§ REQUIRED TASK
Copy all the material below, exactly as it stands.

§ INPUT DATA
^^^^^^^^^^^^^^^^

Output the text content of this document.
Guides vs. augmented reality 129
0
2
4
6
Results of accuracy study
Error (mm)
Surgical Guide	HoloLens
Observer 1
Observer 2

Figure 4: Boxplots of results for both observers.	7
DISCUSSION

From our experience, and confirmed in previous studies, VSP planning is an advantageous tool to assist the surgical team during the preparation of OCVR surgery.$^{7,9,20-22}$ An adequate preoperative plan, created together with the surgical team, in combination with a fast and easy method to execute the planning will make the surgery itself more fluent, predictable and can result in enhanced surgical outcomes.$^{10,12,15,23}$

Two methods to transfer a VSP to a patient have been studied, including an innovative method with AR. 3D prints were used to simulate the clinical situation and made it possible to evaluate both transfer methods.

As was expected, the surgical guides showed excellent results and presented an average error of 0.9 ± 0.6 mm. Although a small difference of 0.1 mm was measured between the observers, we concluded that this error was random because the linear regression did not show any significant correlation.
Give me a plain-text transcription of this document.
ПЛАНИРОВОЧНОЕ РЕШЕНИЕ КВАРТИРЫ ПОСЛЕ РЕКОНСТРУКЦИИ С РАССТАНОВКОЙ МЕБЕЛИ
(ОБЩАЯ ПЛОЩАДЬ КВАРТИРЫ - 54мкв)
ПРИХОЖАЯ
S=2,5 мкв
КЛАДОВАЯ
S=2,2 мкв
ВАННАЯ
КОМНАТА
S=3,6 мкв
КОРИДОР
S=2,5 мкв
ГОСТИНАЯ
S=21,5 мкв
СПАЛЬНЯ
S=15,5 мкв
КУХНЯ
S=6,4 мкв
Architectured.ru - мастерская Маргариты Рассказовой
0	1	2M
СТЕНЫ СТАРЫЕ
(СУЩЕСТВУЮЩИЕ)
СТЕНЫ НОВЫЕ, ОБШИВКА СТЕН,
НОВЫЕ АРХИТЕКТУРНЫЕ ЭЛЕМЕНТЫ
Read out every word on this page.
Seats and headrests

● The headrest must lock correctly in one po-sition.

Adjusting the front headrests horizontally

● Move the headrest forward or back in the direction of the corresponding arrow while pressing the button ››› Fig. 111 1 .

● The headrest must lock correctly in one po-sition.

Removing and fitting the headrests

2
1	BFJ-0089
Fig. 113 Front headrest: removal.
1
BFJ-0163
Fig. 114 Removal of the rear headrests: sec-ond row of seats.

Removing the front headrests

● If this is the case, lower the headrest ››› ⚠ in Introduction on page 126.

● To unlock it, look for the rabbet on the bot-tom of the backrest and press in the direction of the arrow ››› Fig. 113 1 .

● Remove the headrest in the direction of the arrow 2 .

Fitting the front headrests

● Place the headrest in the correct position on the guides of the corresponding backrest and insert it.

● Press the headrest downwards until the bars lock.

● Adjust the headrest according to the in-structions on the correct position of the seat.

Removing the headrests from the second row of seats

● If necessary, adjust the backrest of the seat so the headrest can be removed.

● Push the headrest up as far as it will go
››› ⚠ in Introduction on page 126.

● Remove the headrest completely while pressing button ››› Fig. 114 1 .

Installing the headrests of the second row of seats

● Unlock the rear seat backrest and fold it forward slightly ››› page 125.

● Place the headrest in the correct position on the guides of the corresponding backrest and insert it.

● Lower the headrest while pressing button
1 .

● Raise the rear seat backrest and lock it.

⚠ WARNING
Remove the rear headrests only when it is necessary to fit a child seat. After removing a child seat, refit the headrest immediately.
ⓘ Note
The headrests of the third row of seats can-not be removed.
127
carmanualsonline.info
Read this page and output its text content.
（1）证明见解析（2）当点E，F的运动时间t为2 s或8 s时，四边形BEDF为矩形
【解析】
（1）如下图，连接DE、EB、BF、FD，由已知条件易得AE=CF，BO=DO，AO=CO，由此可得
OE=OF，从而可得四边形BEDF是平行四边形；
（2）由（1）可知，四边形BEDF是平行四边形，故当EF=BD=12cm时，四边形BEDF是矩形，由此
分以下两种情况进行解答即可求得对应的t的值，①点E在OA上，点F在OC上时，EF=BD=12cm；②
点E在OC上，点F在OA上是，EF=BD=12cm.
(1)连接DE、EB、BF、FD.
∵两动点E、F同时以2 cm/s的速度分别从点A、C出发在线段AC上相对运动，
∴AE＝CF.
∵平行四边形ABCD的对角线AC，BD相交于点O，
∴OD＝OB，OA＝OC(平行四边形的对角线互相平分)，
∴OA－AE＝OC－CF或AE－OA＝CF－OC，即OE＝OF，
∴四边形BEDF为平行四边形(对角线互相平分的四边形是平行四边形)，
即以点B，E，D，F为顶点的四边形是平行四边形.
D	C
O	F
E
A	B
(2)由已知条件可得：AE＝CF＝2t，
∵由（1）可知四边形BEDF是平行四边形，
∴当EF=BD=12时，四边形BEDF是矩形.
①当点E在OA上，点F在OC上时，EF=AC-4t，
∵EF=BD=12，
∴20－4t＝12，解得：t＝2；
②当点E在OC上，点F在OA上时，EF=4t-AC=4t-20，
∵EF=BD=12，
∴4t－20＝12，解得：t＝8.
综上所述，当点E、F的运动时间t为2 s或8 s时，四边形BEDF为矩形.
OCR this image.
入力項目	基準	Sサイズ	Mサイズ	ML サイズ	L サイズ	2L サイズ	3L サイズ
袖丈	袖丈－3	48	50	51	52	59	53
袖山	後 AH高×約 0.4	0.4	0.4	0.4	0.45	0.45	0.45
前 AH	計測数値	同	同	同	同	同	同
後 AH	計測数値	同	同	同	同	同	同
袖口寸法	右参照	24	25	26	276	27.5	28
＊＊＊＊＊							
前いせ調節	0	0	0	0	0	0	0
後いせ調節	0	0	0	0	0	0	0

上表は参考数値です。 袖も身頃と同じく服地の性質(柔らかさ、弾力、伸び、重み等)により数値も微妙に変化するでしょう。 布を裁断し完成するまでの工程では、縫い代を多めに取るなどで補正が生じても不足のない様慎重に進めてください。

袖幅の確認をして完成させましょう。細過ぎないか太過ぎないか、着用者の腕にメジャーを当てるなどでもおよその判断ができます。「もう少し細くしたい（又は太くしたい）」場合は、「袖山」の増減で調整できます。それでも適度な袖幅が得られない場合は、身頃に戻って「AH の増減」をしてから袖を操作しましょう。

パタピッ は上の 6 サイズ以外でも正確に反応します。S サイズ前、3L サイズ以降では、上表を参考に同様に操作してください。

^^^^^^^^^^^^^^^^

§ RESULT FOR THIS EXERCISE
Output the text content of this document.
Guides vs. augmented reality 129
0
2
4
6
Results of accuracy study
Error (mm)
Surgical Guide	HoloLens
Observer 1
Observer 2

Figure 4: Boxplots of results for both observers.	7
DISCUSSION

From our experience, and confirmed in previous studies, VSP planning is an advantageous tool to assist the surgical team during the preparation of OCVR surgery.$^{7,9,20-22}$ An adequate preoperative plan, created together with the surgical team, in combination with a fast and easy method to execute the planning will make the surgery itself more fluent, predictable and can result in enhanced surgical outcomes.$^{10,12,15,23}$

Two methods to transfer a VSP to a patient have been studied, including an innovative method with AR. 3D prints were used to simulate the clinical situation and made it possible to evaluate both transfer methods.

As was expected, the surgical guides showed excellent results and presented an average error of 0.9 ± 0.6 mm. Although a small difference of 0.1 mm was measured between the observers, we concluded that this error was random because the linear regression did not show any significant correlation.
Give me a plain-text transcription of this document.
ПЛАНИРОВОЧНОЕ РЕШЕНИЕ КВАРТИРЫ ПОСЛЕ РЕКОНСТРУКЦИИ С РАССТАНОВКОЙ МЕБЕЛИ
(ОБЩАЯ ПЛОЩАДЬ КВАРТИРЫ - 54мкв)
ПРИХОЖАЯ
S=2,5 мкв
КЛАДОВАЯ
S=2,2 мкв
ВАННАЯ
КОМНАТА
S=3,6 мкв
КОРИДОР
S=2,5 мкв
ГОСТИНАЯ
S=21,5 мкв
СПАЛЬНЯ
S=15,5 мкв
КУХНЯ
S=6,4 мкв
Architectured.ru - мастерская Маргариты Рассказовой
0	1	2M
СТЕНЫ СТАРЫЕ
(СУЩЕСТВУЮЩИЕ)
СТЕНЫ НОВЫЕ, ОБШИВКА СТЕН,
НОВЫЕ АРХИТЕКТУРНЫЕ ЭЛЕМЕНТЫ
Read out every word on this page.
Seats and headrests

● The headrest must lock correctly in one po-sition.

Adjusting the front headrests horizontally

● Move the headrest forward or back in the direction of the corresponding arrow while pressing the button ››› Fig. 111 1 .

● The headrest must lock correctly in one po-sition.

Removing and fitting the headrests

2
1	BFJ-0089
Fig. 113 Front headrest: removal.
1
BFJ-0163
Fig. 114 Removal of the rear headrests: sec-ond row of seats.

Removing the front headrests

● If this is the case, lower the headrest ››› ⚠ in Introduction on page 126.

● To unlock it, look for the rabbet on the bot-tom of the backrest and press in the direction of the arrow ››› Fig. 113 1 .

● Remove the headrest in the direction of the arrow 2 .

Fitting the front headrests

● Place the headrest in the correct position on the guides of the corresponding backrest and insert it.

● Press the headrest downwards until the bars lock.

● Adjust the headrest according to the in-structions on the correct position of the seat.

Removing the headrests from the second row of seats

● If necessary, adjust the backrest of the seat so the headrest can be removed.

● Push the headrest up as far as it will go
››› ⚠ in Introduction on page 126.

● Remove the headrest completely while pressing button ››› Fig. 114 1 .

Installing the headrests of the second row of seats

● Unlock the rear seat backrest and fold it forward slightly ››› page 125.

● Place the headrest in the correct position on the guides of the corresponding backrest and insert it.

● Lower the headrest while pressing button
1 .

● Raise the rear seat backrest and lock it.

⚠ WARNING
Remove the rear headrests only when it is necessary to fit a child seat. After removing a child seat, refit the headrest immediately.
ⓘ Note
The headrests of the third row of seats can-not be removed.
127
carmanualsonline.info
Read this page and output its text content.
（1）证明见解析（2）当点E，F的运动时间t为2 s或8 s时，四边形BEDF为矩形
【解析】
（1）如下图，连接DE、EB、BF、FD，由已知条件易得AE=CF，BO=DO，AO=CO，由此可得
OE=OF，从而可得四边形BEDF是平行四边形；
（2）由（1）可知，四边形BEDF是平行四边形，故当EF=BD=12cm时，四边形BEDF是矩形，由此
分以下两种情况进行解答即可求得对应的t的值，①点E在OA上，点F在OC上时，EF=BD=12cm；②
点E在OC上，点F在OA上是，EF=BD=12cm.
(1)连接DE、EB、BF、FD.
∵两动点E、F同时以2 cm/s的速度分别从点A、C出发在线段AC上相对运动，
∴AE＝CF.
∵平行四边形ABCD的对角线AC，BD相交于点O，
∴OD＝OB，OA＝OC(平行四边形的对角线互相平分)，
∴OA－AE＝OC－CF或AE－OA＝CF－OC，即OE＝OF，
∴四边形BEDF为平行四边形(对角线互相平分的四边形是平行四边形)，
即以点B，E，D，F为顶点的四边形是平行四边形.
D	C
O	F
E
A	B
(2)由已知条件可得：AE＝CF＝2t，
∵由（1）可知四边形BEDF是平行四边形，
∴当EF=BD=12时，四边形BEDF是矩形.
①当点E在OA上，点F在OC上时，EF=AC-4t，
∵EF=BD=12，
∴20－4t＝12，解得：t＝2；
②当点E在OC上，点F在OA上时，EF=4t-AC=4t-20，
∵EF=BD=12，
∴4t－20＝12，解得：t＝8.
综上所述，当点E、F的运动时间t为2 s或8 s时，四边形BEDF为矩形.
OCR this image.
入力項目	基準	Sサイズ	Mサイズ	ML サイズ	L サイズ	2L サイズ	3L サイズ
袖丈	袖丈－3	48	50	51	52	59	53
袖山	後 AH高×約 0.4	0.4	0.4	0.4	0.45	0.45	0.45
前 AH	計測数値	同	同	同	同	同	同
後 AH	計測数値	同	同	同	同	同	同
袖口寸法	右参照	24	25	26	276	27.5	28
＊＊＊＊＊							
前いせ調節	0	0	0	0	0	0	0
後いせ調節	0	0	0	0	0	0	0

上表は参考数値です。 袖も身頃と同じく服地の性質(柔らかさ、弾力、伸び、重み等)により数値も微妙に変化するでしょう。 布を裁断し完成するまでの工程では、縫い代を多めに取るなどで補正が生じても不足のない様慎重に進めてください。

袖幅の確認をして完成させましょう。細過ぎないか太過ぎないか、着用者の腕にメジャーを当てるなどでもおよその判断ができます。「もう少し細くしたい（又は太くしたい）」場合は、「袖山」の増減で調整できます。それでも適度な袖幅が得られない場合は、身頃に戻って「AH の増減」をしてから袖を操作しましょう。

パタピッ は上の 6 サイズ以外でも正確に反応します。S サイズ前、3L サイズ以降では、上表を参考に同様に操作してください。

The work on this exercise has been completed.